*EXCERPTED DATA*:
▼▼▼
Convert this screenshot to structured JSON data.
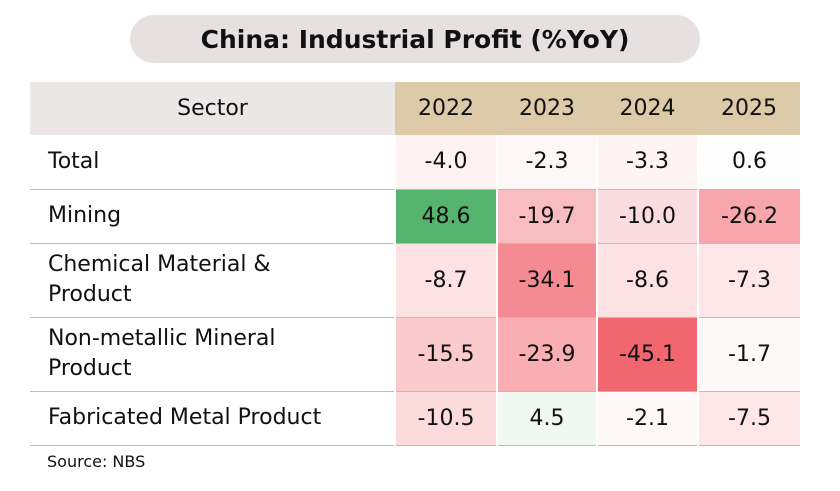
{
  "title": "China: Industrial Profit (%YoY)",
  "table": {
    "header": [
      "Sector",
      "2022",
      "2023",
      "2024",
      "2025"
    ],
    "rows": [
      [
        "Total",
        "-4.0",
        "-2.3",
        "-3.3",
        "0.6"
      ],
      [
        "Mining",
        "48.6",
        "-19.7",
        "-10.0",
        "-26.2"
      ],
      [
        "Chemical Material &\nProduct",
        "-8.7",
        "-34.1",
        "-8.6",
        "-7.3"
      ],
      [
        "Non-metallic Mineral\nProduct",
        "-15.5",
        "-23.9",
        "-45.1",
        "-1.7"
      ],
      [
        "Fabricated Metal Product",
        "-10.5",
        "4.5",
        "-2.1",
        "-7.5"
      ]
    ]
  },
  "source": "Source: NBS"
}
▲▲▲
*EXERCISE*:
Omit every picture while copying the listing above exactly.

*ANSWER BELOW*:
Convert this screenshot to structured JSON data.
{
  "title": "China: Industrial Profit (%YoY)",
  "table": {
    "header": [
      "Sector",
      "2022",
      "2023",
      "2024",
      "2025"
    ],
    "rows": [
      [
        "Total",
        "-4.0",
        "-2.3",
        "-3.3",
        "0.6"
      ],
      [
        "Mining",
        "48.6",
        "-19.7",
        "-10.0",
        "-26.2"
      ],
      [
        "Chemical Material &\nProduct",
        "-8.7",
        "-34.1",
        "-8.6",
        "-7.3"
      ],
      [
        "Non-metallic Mineral\nProduct",
        "-15.5",
        "-23.9",
        "-45.1",
        "-1.7"
      ],
      [
        "Fabricated Metal Product",
        "-10.5",
        "4.5",
        "-2.1",
        "-7.5"
      ]
    ]
  },
  "source": "Source: NBS"
}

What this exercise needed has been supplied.